*** EXERCISE MATERIAL ***
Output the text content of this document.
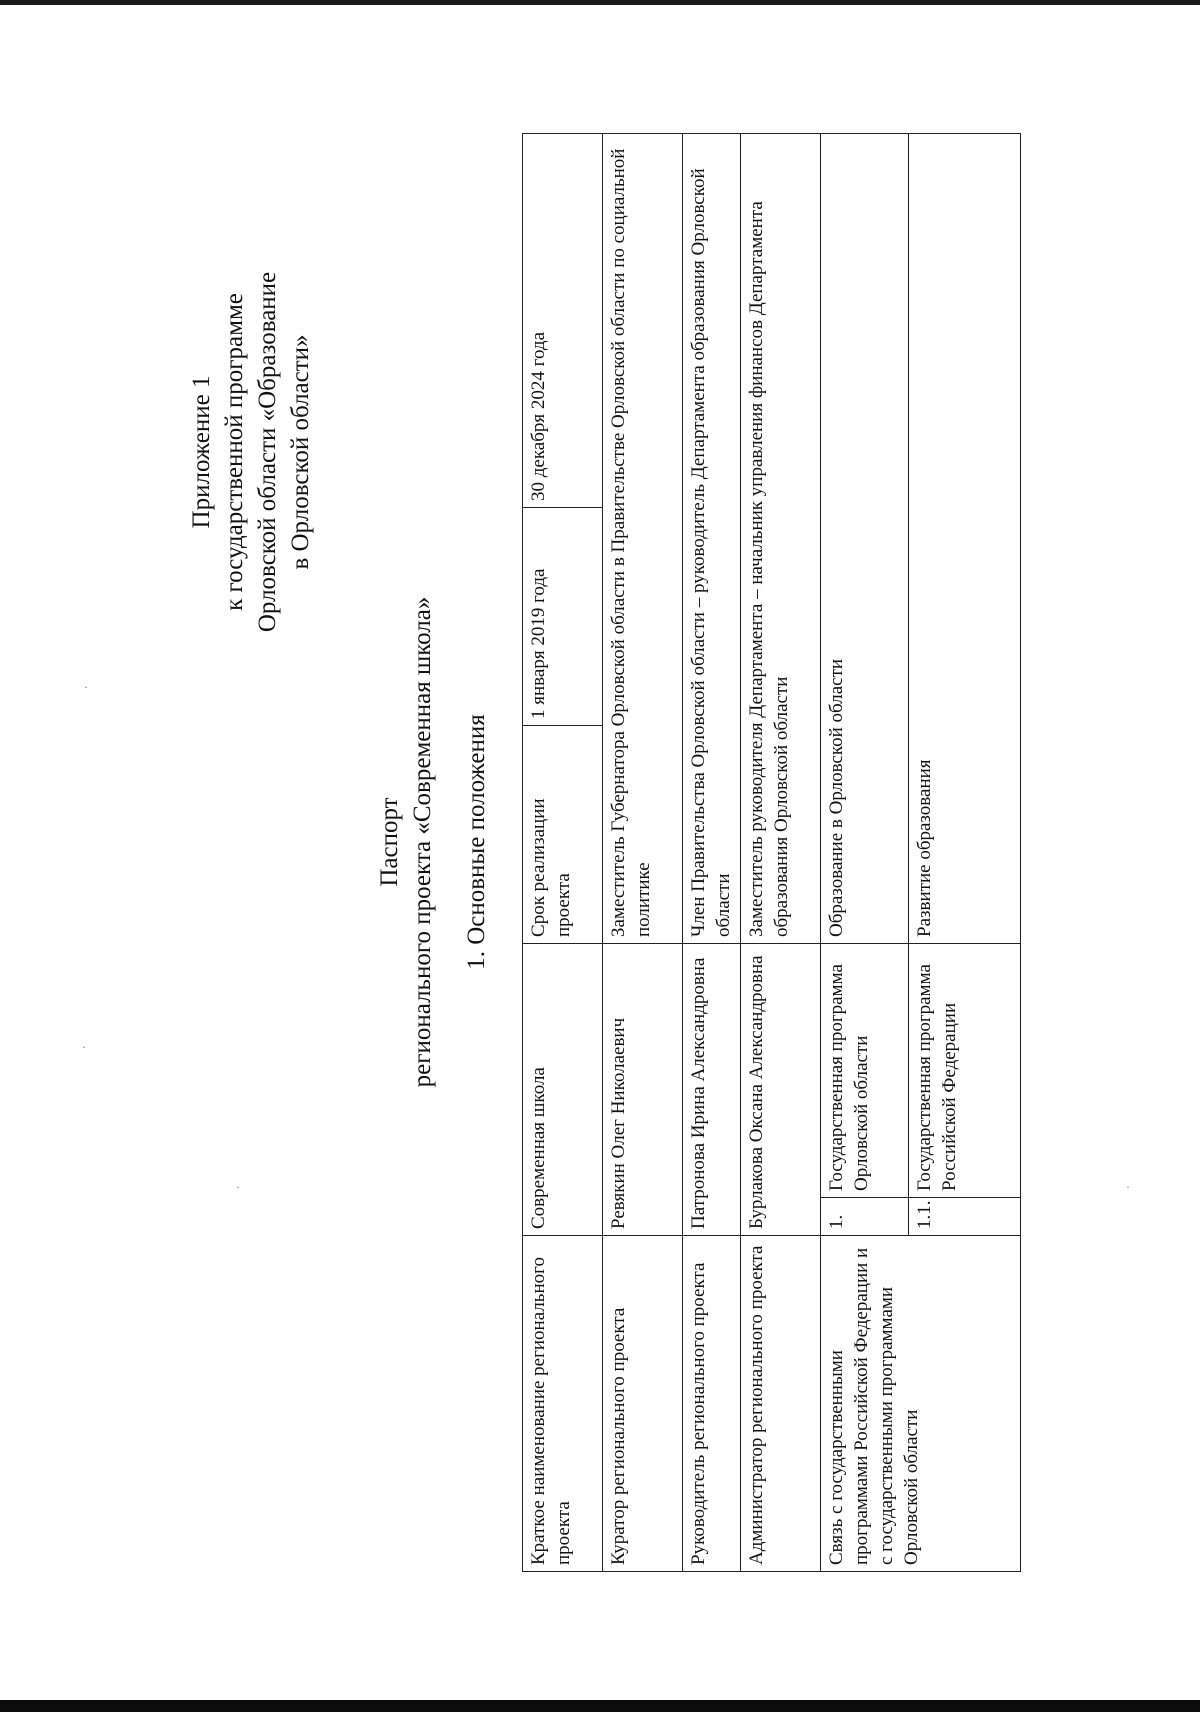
Приложение 1 к государственной программе Орловской области «Образование в Орловской области»
Паспорт регионального проекта «Современная школа» 1. Основные положения
Краткое наименование регионального проекта	Современная школа		Срок реализации проекта	1 января 2019 года	30 декабря 2024 года
Куратор регионального проекта	Ревякин Олег Николаевич		Заместитель Губернатора Орловской области в Правительстве Орловской области по социальной политике		
Руководитель регионального проекта	Патронова Ирина Александровна		Член Правительства Орловской области – руководитель Департамента образования Орловской области		
Администратор регионального проекта	Бурлакова Оксана Александровна		Заместитель руководителя Департамента – начальник управления финансов Департамента образования Орловской области		
Связь с государственными программами Российской Федерации и с государственными программами Орловской области	1.	Государственная программа Орловской области	Образование в Орловской области		
	1.1.	Государственная программа Российской Федерации	Развитие образования		
·
·
·	·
***
**WHAT IS BEING ASKED**
Search the listing above for the string "Государственная". Copy every line that contains it.

**RESPONSE TO THIS TASK**
Связь с государственными программами Российской Федерации и с государственными программами Орловской области	1.	Государственная программа Орловской области	Образование в Орловской области		
	1.1.	Государственная программа Российской Федерации	Развитие образования		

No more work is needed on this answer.